THE TASK –
Check every line of the entries that follow, and copy the ones containing "vibration".

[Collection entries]
------------------------------------------------------------------------
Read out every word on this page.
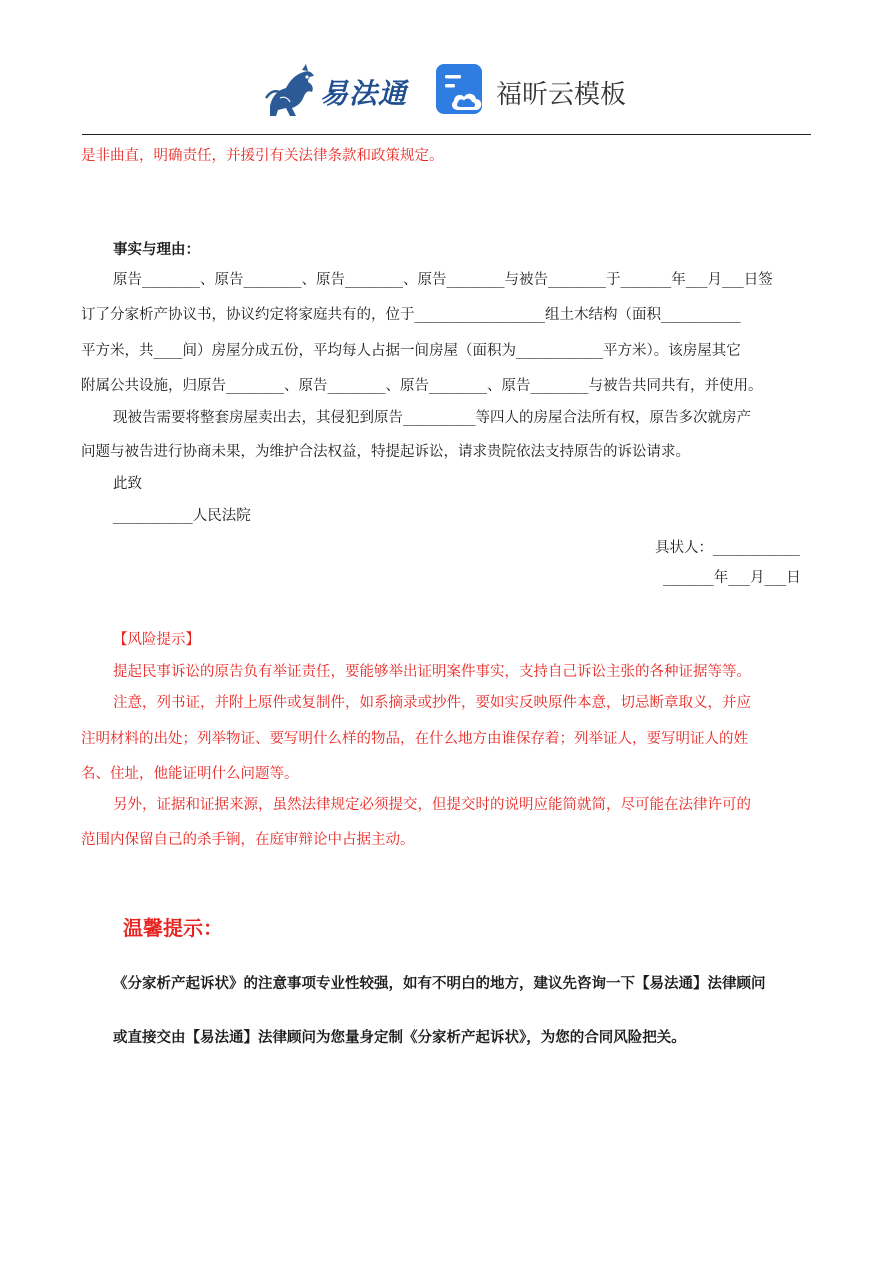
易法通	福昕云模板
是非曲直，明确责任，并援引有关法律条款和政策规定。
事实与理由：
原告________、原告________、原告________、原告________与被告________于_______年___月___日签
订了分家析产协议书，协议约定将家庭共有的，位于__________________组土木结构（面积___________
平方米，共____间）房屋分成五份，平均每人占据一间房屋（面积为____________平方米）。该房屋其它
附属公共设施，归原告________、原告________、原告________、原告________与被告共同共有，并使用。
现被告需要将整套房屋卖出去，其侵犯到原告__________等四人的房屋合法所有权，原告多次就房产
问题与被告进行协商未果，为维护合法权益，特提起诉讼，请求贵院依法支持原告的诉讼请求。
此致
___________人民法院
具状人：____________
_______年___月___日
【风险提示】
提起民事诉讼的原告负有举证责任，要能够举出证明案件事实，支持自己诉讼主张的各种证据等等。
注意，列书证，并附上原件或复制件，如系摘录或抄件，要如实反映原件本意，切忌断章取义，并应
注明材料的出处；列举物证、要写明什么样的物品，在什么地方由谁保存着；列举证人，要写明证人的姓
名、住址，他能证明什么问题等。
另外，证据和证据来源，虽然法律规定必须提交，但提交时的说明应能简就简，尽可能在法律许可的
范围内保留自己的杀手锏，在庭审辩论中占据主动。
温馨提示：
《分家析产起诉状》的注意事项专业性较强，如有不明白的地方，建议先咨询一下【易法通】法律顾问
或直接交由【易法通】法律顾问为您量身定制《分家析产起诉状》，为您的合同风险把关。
------------------------------------------------------------------------
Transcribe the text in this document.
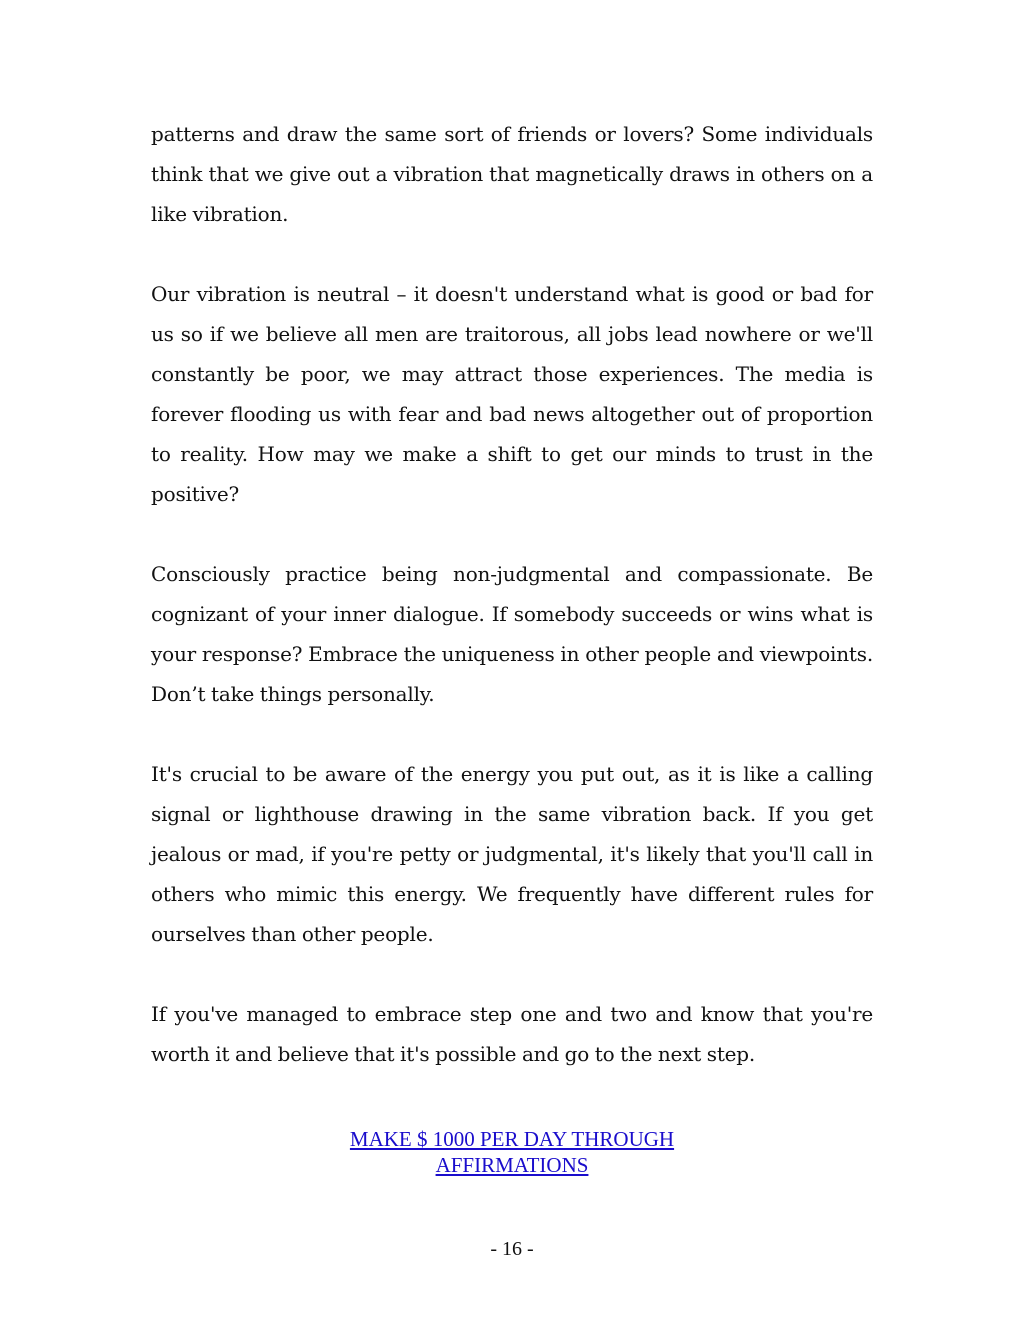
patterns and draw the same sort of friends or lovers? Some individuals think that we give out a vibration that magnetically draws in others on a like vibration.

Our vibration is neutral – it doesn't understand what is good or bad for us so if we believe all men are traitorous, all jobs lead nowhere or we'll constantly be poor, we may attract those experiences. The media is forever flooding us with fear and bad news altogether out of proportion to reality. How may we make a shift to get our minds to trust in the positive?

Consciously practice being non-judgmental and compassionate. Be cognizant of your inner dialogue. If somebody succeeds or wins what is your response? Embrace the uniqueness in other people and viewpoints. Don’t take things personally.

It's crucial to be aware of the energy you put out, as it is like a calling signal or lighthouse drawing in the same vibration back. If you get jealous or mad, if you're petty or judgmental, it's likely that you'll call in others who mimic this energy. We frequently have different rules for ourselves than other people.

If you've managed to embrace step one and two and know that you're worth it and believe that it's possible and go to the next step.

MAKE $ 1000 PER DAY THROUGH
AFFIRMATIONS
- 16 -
------------------------------------------------------------------------
FINAL ANSWER –
patterns and draw the same sort of friends or lovers? Some individuals think that we give out a vibration that magnetically draws in others on a like vibration.
Our vibration is neutral – it doesn't understand what is good or bad for us so if we believe all men are traitorous, all jobs lead nowhere or we'll constantly be poor, we may attract those experiences. The media is forever flooding us with fear and bad news altogether out of proportion to reality. How may we make a shift to get our minds to trust in the positive?
It's crucial to be aware of the energy you put out, as it is like a calling signal or lighthouse drawing in the same vibration back. If you get jealous or mad, if you're petty or judgmental, it's likely that you'll call in others who mimic this energy. We frequently have different rules for ourselves than other people.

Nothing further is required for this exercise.